Chart and figure data:

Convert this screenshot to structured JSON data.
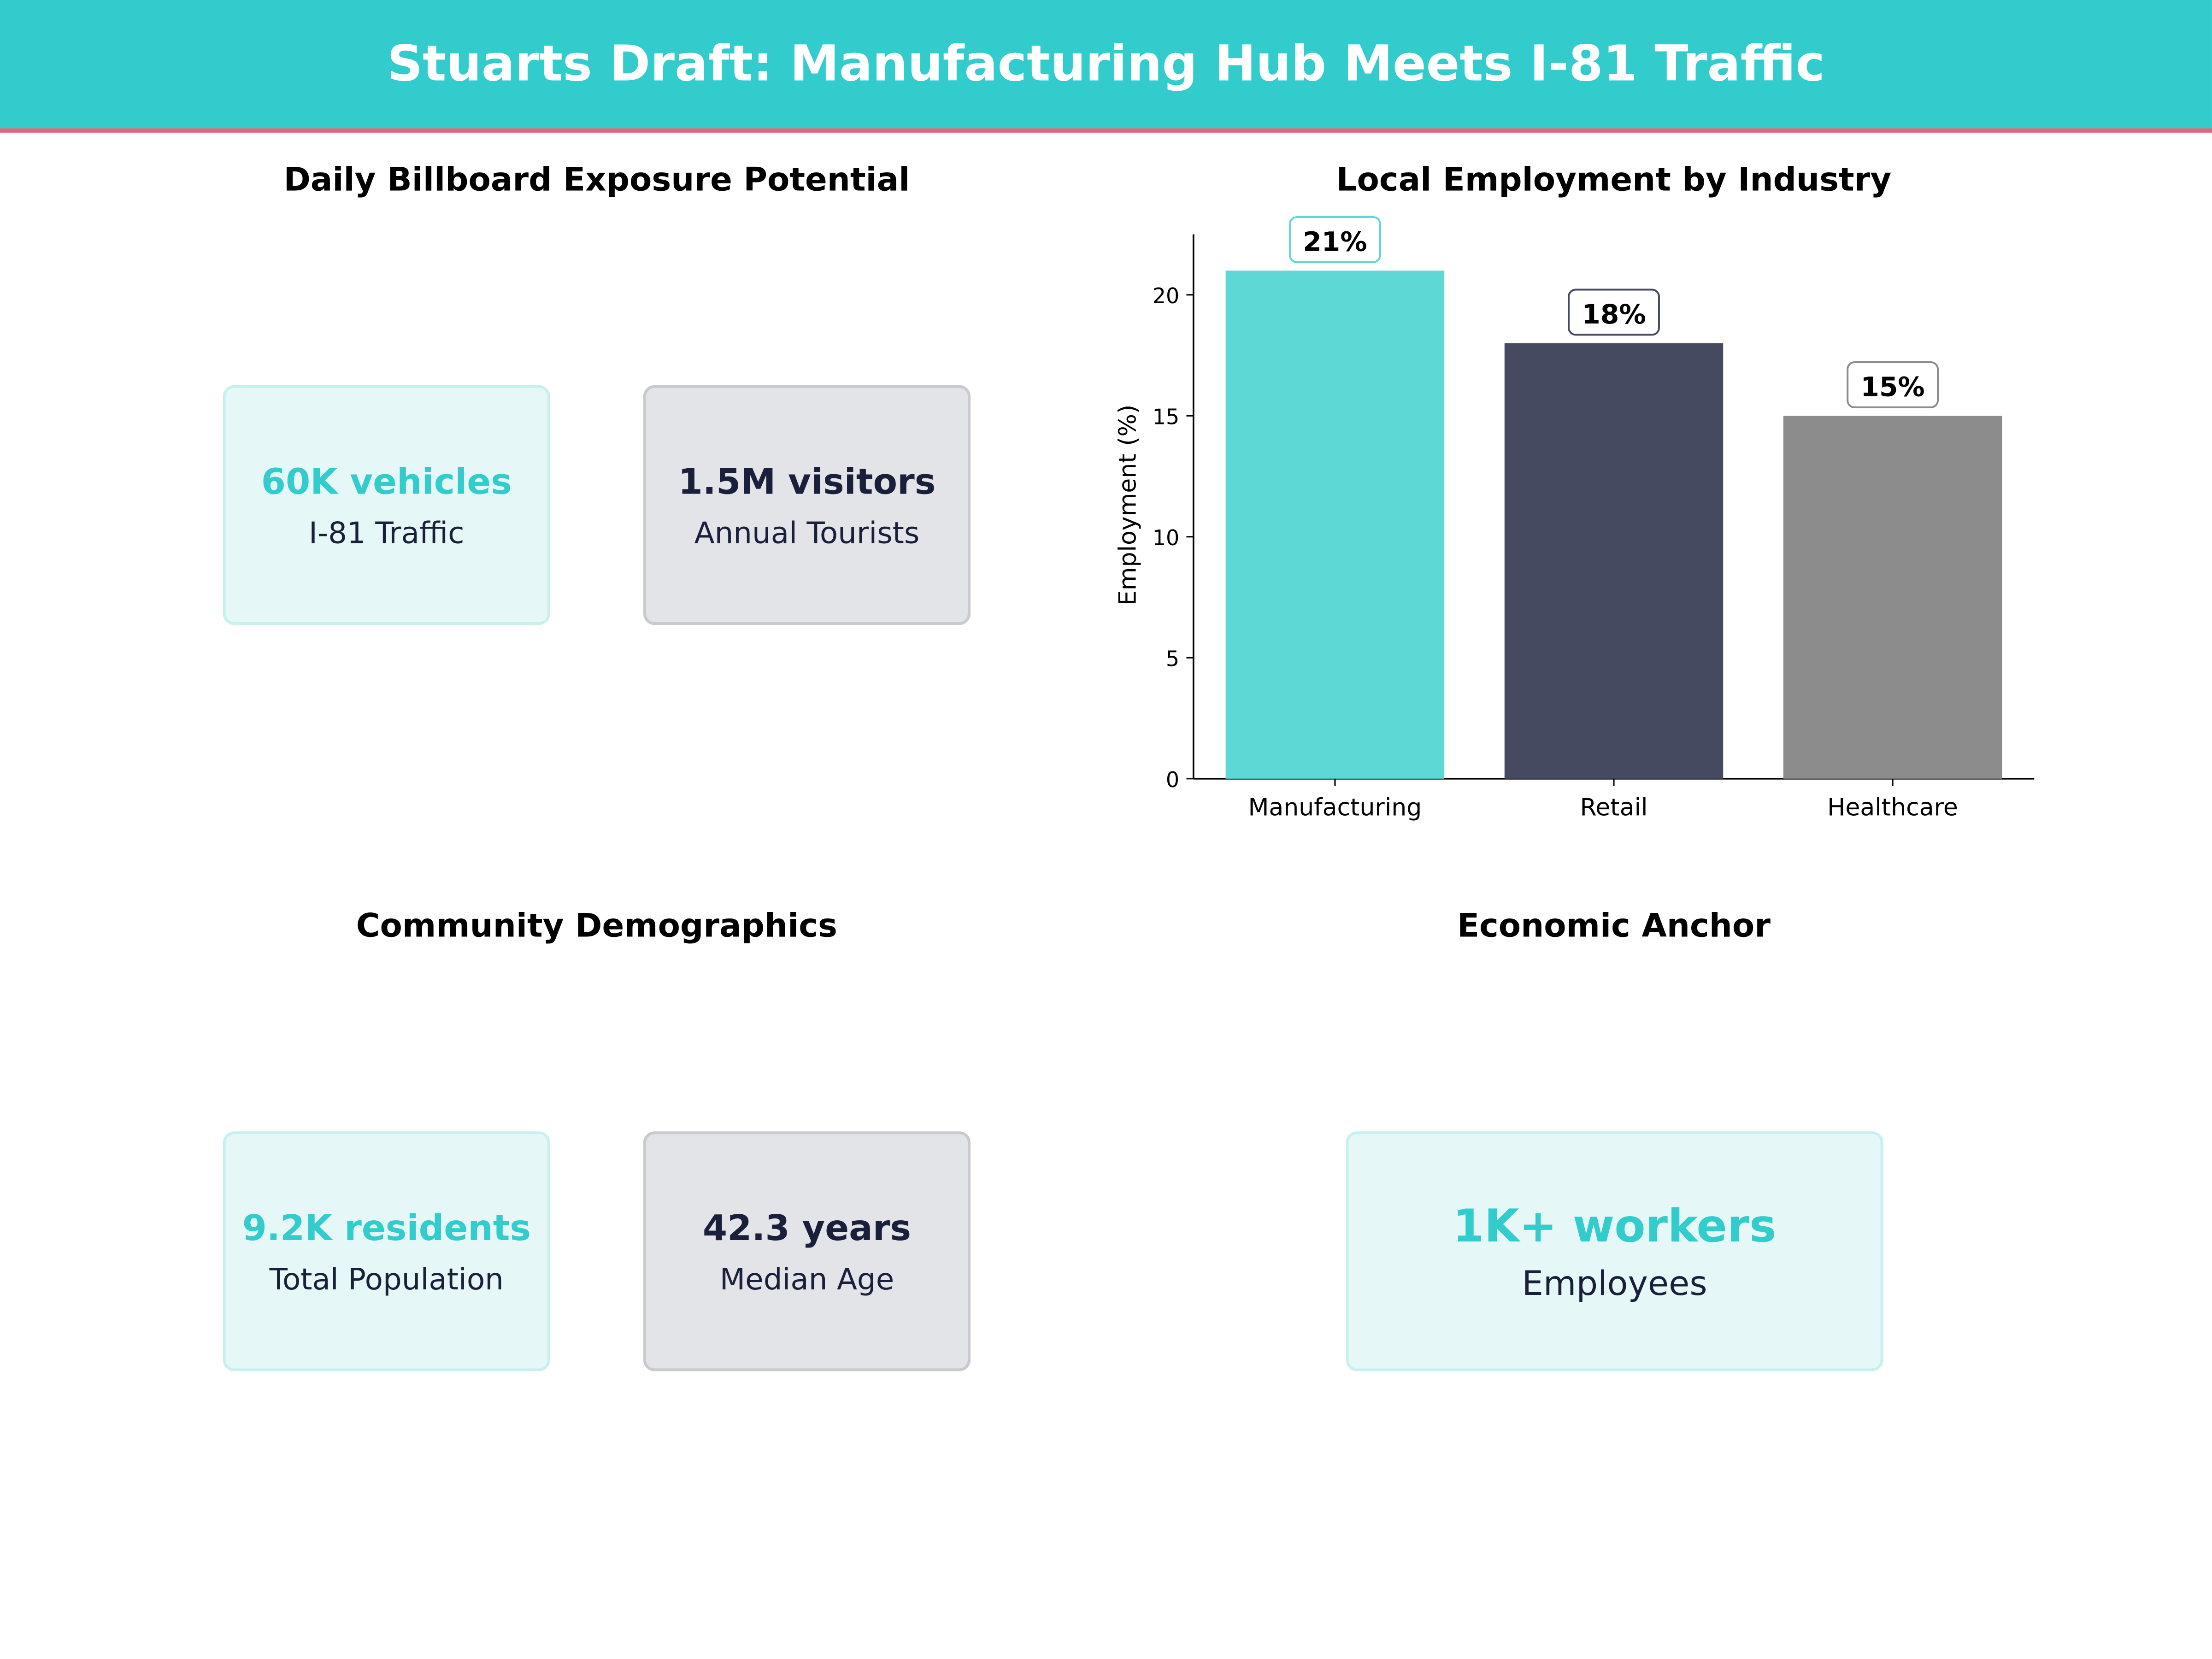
{
  "header": {
    "title": "Stuarts Draft: Manufacturing Hub Meets I-81 Traffic",
    "bg_color": "#33cccc",
    "border_color": "#ef6079"
  },
  "panels": {
    "exposure": {
      "title": "Daily Billboard Exposure Potential",
      "cards": [
        {
          "value": "60K vehicles",
          "label": "I-81 Traffic"
        },
        {
          "value": "1.5M visitors",
          "label": "Annual Tourists"
        }
      ]
    },
    "demographics": {
      "title": "Community Demographics",
      "cards": [
        {
          "value": "9.2K residents",
          "label": "Total Population"
        },
        {
          "value": "42.3 years",
          "label": "Median Age"
        }
      ]
    },
    "anchor": {
      "title": "Economic Anchor",
      "cards": [
        {
          "value": "1K+ workers",
          "label": "Employees"
        }
      ]
    }
  },
  "chart_data": {
    "type": "bar",
    "title": "Local Employment by Industry",
    "ylabel": "Employment (%)",
    "xlabel": "",
    "categories": [
      "Manufacturing",
      "Retail",
      "Healthcare"
    ],
    "values": [
      21,
      18,
      15
    ],
    "data_labels": [
      "21%",
      "18%",
      "15%"
    ],
    "colors": [
      "#5dd8d5",
      "#454a60",
      "#8c8c8c"
    ],
    "label_border_colors": [
      "#5dd8d5",
      "#454a60",
      "#8c8c8c"
    ],
    "ylim": [
      0,
      22.5
    ],
    "yticks": [
      0,
      5,
      10,
      15,
      20
    ],
    "grid": false
  }
}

• [Exercise] Transcribe the material exactly, and leave out whatever pictures it holds.

• [Solution for this task]
Convert this screenshot to structured JSON data.
{
  "header": {
    "title": "Stuarts Draft: Manufacturing Hub Meets I-81 Traffic",
    "bg_color": "#33cccc",
    "border_color": "#ef6079"
  },
  "panels": {
    "exposure": {
      "title": "Daily Billboard Exposure Potential",
      "cards": [
        {
          "value": "60K vehicles",
          "label": "I-81 Traffic"
        },
        {
          "value": "1.5M visitors",
          "label": "Annual Tourists"
        }
      ]
    },
    "demographics": {
      "title": "Community Demographics",
      "cards": [
        {
          "value": "9.2K residents",
          "label": "Total Population"
        },
        {
          "value": "42.3 years",
          "label": "Median Age"
        }
      ]
    },
    "anchor": {
      "title": "Economic Anchor",
      "cards": [
        {
          "value": "1K+ workers",
          "label": "Employees"
        }
      ]
    }
  },
  "chart_data": {
    "type": "bar",
    "title": "Local Employment by Industry",
    "ylabel": "Employment (%)",
    "xlabel": "",
    "categories": [
      "Manufacturing",
      "Retail",
      "Healthcare"
    ],
    "values": [
      21,
      18,
      15
    ],
    "data_labels": [
      "21%",
      "18%",
      "15%"
    ],
    "colors": [
      "#5dd8d5",
      "#454a60",
      "#8c8c8c"
    ],
    "label_border_colors": [
      "#5dd8d5",
      "#454a60",
      "#8c8c8c"
    ],
    "ylim": [
      0,
      22.5
    ],
    "yticks": [
      0,
      5,
      10,
      15,
      20
    ],
    "grid": false
  }
}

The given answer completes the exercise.